What you should do: Reproduce the listing below verbatim.

(Entries from a dataset)
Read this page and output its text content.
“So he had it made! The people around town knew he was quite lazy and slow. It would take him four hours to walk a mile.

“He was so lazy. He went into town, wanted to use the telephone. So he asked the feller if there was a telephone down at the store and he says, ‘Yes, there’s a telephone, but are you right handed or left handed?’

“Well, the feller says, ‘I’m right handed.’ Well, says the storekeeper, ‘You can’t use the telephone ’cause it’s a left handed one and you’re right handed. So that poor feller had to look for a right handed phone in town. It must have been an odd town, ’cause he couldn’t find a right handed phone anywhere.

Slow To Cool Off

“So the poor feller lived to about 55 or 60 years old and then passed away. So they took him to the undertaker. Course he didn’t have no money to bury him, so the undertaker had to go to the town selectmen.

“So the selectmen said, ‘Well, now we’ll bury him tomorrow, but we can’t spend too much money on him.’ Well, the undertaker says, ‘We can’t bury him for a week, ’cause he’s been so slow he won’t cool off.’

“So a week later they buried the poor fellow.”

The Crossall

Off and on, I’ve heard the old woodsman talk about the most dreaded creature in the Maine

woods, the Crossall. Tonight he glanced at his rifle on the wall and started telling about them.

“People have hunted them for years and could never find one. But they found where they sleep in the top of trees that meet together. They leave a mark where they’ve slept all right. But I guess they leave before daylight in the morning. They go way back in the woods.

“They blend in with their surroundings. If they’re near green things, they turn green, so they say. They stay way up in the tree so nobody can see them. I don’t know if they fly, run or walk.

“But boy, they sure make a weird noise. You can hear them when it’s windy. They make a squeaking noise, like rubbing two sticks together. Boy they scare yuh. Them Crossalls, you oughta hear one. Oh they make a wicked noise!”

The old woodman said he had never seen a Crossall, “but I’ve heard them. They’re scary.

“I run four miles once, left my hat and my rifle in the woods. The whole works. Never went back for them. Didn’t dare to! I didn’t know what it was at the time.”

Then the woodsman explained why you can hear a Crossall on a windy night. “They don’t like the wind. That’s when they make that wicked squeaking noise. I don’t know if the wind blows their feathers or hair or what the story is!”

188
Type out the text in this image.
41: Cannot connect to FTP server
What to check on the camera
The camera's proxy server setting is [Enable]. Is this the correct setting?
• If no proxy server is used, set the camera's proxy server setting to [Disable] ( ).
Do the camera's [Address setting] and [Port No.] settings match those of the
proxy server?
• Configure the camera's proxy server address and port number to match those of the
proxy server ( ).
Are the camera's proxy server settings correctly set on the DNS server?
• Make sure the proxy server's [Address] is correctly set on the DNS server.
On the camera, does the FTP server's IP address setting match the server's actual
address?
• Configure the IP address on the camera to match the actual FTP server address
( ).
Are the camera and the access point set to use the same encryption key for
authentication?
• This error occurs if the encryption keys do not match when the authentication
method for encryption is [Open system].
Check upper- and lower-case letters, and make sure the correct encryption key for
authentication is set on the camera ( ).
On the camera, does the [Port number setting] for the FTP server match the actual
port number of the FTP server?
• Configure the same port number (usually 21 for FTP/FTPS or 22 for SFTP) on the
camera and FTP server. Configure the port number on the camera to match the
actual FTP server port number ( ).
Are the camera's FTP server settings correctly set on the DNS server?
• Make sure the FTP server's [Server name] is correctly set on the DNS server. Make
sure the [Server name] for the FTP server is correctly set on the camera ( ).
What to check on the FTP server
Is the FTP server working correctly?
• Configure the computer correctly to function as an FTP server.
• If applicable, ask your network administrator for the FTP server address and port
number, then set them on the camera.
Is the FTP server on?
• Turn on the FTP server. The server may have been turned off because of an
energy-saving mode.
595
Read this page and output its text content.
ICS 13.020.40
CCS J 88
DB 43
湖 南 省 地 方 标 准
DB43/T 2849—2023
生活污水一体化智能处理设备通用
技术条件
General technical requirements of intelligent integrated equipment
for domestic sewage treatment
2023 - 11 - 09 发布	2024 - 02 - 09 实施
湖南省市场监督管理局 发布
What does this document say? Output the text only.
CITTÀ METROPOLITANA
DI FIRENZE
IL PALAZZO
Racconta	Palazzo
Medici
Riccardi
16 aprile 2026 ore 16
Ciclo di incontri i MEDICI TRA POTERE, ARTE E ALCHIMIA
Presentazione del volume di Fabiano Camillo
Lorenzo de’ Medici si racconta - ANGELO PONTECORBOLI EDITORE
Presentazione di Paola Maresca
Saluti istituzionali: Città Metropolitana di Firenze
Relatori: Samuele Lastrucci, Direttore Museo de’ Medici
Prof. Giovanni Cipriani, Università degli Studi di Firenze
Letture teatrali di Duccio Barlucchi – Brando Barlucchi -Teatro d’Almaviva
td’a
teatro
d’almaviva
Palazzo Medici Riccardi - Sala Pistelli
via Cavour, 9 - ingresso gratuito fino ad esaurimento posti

Written solution:
Read this page and output its text content.
“So he had it made! The people around town knew he was quite lazy and slow. It would take him four hours to walk a mile.

“He was so lazy. He went into town, wanted to use the telephone. So he asked the feller if there was a telephone down at the store and he says, ‘Yes, there’s a telephone, but are you right handed or left handed?’

“Well, the feller says, ‘I’m right handed.’ Well, says the storekeeper, ‘You can’t use the telephone ’cause it’s a left handed one and you’re right handed. So that poor feller had to look for a right handed phone in town. It must have been an odd town, ’cause he couldn’t find a right handed phone anywhere.

Slow To Cool Off

“So the poor feller lived to about 55 or 60 years old and then passed away. So they took him to the undertaker. Course he didn’t have no money to bury him, so the undertaker had to go to the town selectmen.

“So the selectmen said, ‘Well, now we’ll bury him tomorrow, but we can’t spend too much money on him.’ Well, the undertaker says, ‘We can’t bury him for a week, ’cause he’s been so slow he won’t cool off.’

“So a week later they buried the poor fellow.”

The Crossall

Off and on, I’ve heard the old woodsman talk about the most dreaded creature in the Maine

woods, the Crossall. Tonight he glanced at his rifle on the wall and started telling about them.

“People have hunted them for years and could never find one. But they found where they sleep in the top of trees that meet together. They leave a mark where they’ve slept all right. But I guess they leave before daylight in the morning. They go way back in the woods.

“They blend in with their surroundings. If they’re near green things, they turn green, so they say. They stay way up in the tree so nobody can see them. I don’t know if they fly, run or walk.

“But boy, they sure make a weird noise. You can hear them when it’s windy. They make a squeaking noise, like rubbing two sticks together. Boy they scare yuh. Them Crossalls, you oughta hear one. Oh they make a wicked noise!”

The old woodman said he had never seen a Crossall, “but I’ve heard them. They’re scary.

“I run four miles once, left my hat and my rifle in the woods. The whole works. Never went back for them. Didn’t dare to! I didn’t know what it was at the time.”

Then the woodsman explained why you can hear a Crossall on a windy night. “They don’t like the wind. That’s when they make that wicked squeaking noise. I don’t know if the wind blows their feathers or hair or what the story is!”

188
Type out the text in this image.
41: Cannot connect to FTP server
What to check on the camera
The camera's proxy server setting is [Enable]. Is this the correct setting?
• If no proxy server is used, set the camera's proxy server setting to [Disable] ( ).
Do the camera's [Address setting] and [Port No.] settings match those of the
proxy server?
• Configure the camera's proxy server address and port number to match those of the
proxy server ( ).
Are the camera's proxy server settings correctly set on the DNS server?
• Make sure the proxy server's [Address] is correctly set on the DNS server.
On the camera, does the FTP server's IP address setting match the server's actual
address?
• Configure the IP address on the camera to match the actual FTP server address
( ).
Are the camera and the access point set to use the same encryption key for
authentication?
• This error occurs if the encryption keys do not match when the authentication
method for encryption is [Open system].
Check upper- and lower-case letters, and make sure the correct encryption key for
authentication is set on the camera ( ).
On the camera, does the [Port number setting] for the FTP server match the actual
port number of the FTP server?
• Configure the same port number (usually 21 for FTP/FTPS or 22 for SFTP) on the
camera and FTP server. Configure the port number on the camera to match the
actual FTP server port number ( ).
Are the camera's FTP server settings correctly set on the DNS server?
• Make sure the FTP server's [Server name] is correctly set on the DNS server. Make
sure the [Server name] for the FTP server is correctly set on the camera ( ).
What to check on the FTP server
Is the FTP server working correctly?
• Configure the computer correctly to function as an FTP server.
• If applicable, ask your network administrator for the FTP server address and port
number, then set them on the camera.
Is the FTP server on?
• Turn on the FTP server. The server may have been turned off because of an
energy-saving mode.
595
Read this page and output its text content.
ICS 13.020.40
CCS J 88
DB 43
湖 南 省 地 方 标 准
DB43/T 2849—2023
生活污水一体化智能处理设备通用
技术条件
General technical requirements of intelligent integrated equipment
for domestic sewage treatment
2023 - 11 - 09 发布	2024 - 02 - 09 实施
湖南省市场监督管理局 发布
What does this document say? Output the text only.
CITTÀ METROPOLITANA
DI FIRENZE
IL PALAZZO
Racconta	Palazzo
Medici
Riccardi
16 aprile 2026 ore 16
Ciclo di incontri i MEDICI TRA POTERE, ARTE E ALCHIMIA
Presentazione del volume di Fabiano Camillo
Lorenzo de’ Medici si racconta - ANGELO PONTECORBOLI EDITORE
Presentazione di Paola Maresca
Saluti istituzionali: Città Metropolitana di Firenze
Relatori: Samuele Lastrucci, Direttore Museo de’ Medici
Prof. Giovanni Cipriani, Università degli Studi di Firenze
Letture teatrali di Duccio Barlucchi – Brando Barlucchi -Teatro d’Almaviva
td’a
teatro
d’almaviva
Palazzo Medici Riccardi - Sala Pistelli
via Cavour, 9 - ingresso gratuito fino ad esaurimento posti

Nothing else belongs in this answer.